======== Excerpt
Efforts to instruct children who came to school with different native languages had been a challenge since 1867. The efforts of the lC program which had been in effect for 45 years were well-meant, but were often condemned and remembered with hostility in later years by many of the students the program was supposed to help. Maria Urquides remembered district practice forbidding the use of Spanish in the classroom and on the playground. Children were physically punished for speaking the language. Even Spanish songs must be translated to English. (46) In the '20s and '30s the assignment of "over-age" students to "retarded" classes tried to help students new to formal schooling. But as the decades passed, students were placed into the framework of "mental deficiency" defined by the inability to pass a culturally-biased test administered in many cases in a language with which the child was unfamiliar.

Ability grouping was an educational maxim for many years, again intended to help the students proceed at their own pace. The results often were self-fulfilling prophecies. Students in the lowest groups never moved up, and often dropped out of school before graduation. Expectations for minority students were based upon assumptions that they would not attend college, and therefore did not need college preparatory programs.

The school board minutes of the 1960s reveal various mentions of discontent in the African-American community with district staffing practices. NAACP leaders, while stating support for Dr. Morrow, expressed concerns about how personnel policies were applied. (47)

District responses to HEW concerns
The district established an ethnic transfer policy to encourage student transfers to other schools when both schools would improve in ethnic balance. The policy was designed to allow minority students to attend any school they wished, but would not permit a deliberate concentration of any ethnic group in a school. Changes in program at Miles and Roskruge attempted to reduce racial imbalance by attracting students from various parts of the city. Attendance lines were redrawn for westside schools for the same purpose. A Spanish language column summarizing TUSD Board minutes was placed in the Tucson Public Schools News in 1975.

In 1970 the school board approved a resolution which asked the Tucson City Council to stop putting low income housing units in minority population areas. They believed that practice increased racial isolation and de facto segregation.

A moratorium was placed on new school construction because continuing to follow residential growth would aggravate existing racial imbalance. Other struggles ensued over closing older, under-enrolled schools with high percentages of minority enrollments. An attempt to close Davis and University Heights Elementary Schools in 1973 met with strong community opposition, as did later efforts to close other schools. The embattled board pointed to the cost of repairing elderly buildings such as Davis; the local community declared its support for historic and culturally significant buildings. Mexican-American parents felt left out of the decision to close the schools, and asked why Anglo students were not bused to fill the empty spaces. The board left the schools open and made no further school closing decisions until the lawsuit was settled.

Bilingual education programs were another method used by the district since 1970 to answer Hispanic critics of education. In 1976, nearly 3,500 students were enrolled in Spanish English programs, mostly clustered in westside schools. A bilingual system of evaluation and tests was developed to more accurately place students in special programs. Bilingual and multicultural books and materials were placed in libraries and classrooms.
================
======== Data provided
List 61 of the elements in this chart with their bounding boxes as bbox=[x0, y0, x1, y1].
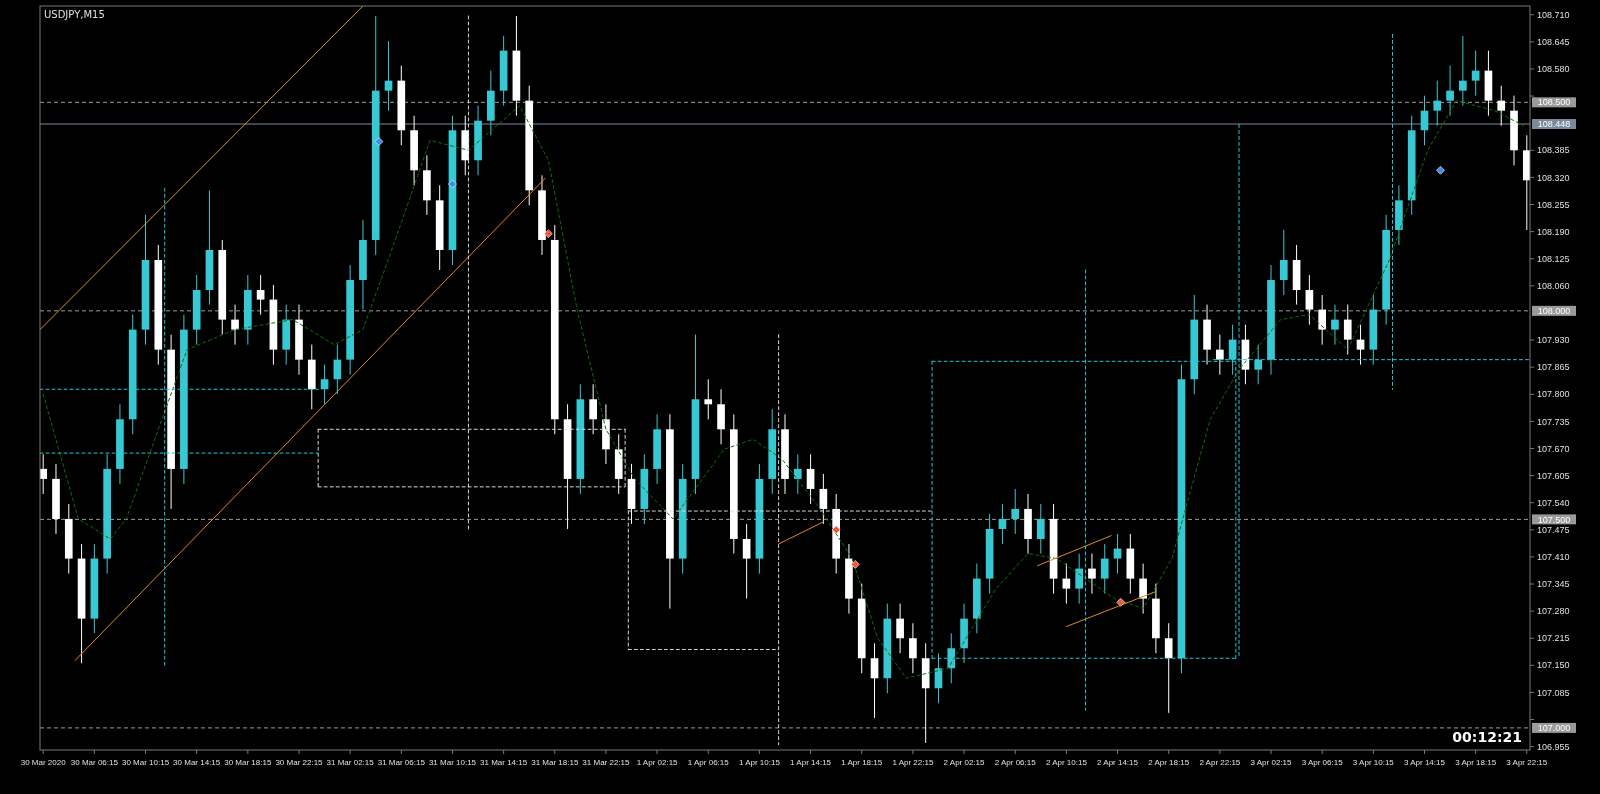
================
* _Directives_
a: According to the excerpt on the Tucson school district's history, about how many students were enrolled in Spanish English programs in 1976?
b: Continue the excerpt on the Tucson school district's responses to ethnic imbalance, starting after its last sentence.

* _Expected outputs_
a: Nearly 3,500 students.

b:
Teacher inservice programs, curriculum changes, and involvement of community groups promoted multicultural awareness. Standard English as a Second Dialect (SESD) classes were started for African-American children with language differences. Increased recruitment efforts for minority and bilingual teachers resulted in placements across the district. By 1978, 20 percent of the district's teachers were minorities.

The Department of Health, Education, and Welfare (HEW) through its San Francisco office first demanded in 1973 that the district desegregate its schools to achieve specific racial guidelines. HEW ordered that "no school within the district may have an enrollment of over 50 percent minority students. In addition, no school may have a minority enrollment of more than double the percentage of the districtwide enrollment of that minority.... In the case of Mexican-Americans, however, since double the percentage exceeds SO percent, the 50 percent figure takes precedence according to these guidelines." (48)

In the 1973-74 school year, there were 28 schools that were racially identifiable: Borton, Carrillo, Cavett, Davis, Drachman, Government Heights, Holladay, Lawrence, Manzo, Menlo Park, Mission View, Ochoa, Pueblo Gardens, Richey, Robison, Roosevelt, Rose, Safford, Tolson, Tully, University Heights, and Van Buskirk Elementary Schools. Also included were Safford, Spring, Utterback and Wakefield Junior High Schools, and Pueblo and Tucson High Schools.

The investigations generated school board candidates, both for and against desegregation, throughout the decade, and many changes occurred in administration, curriculum, and student services as a result.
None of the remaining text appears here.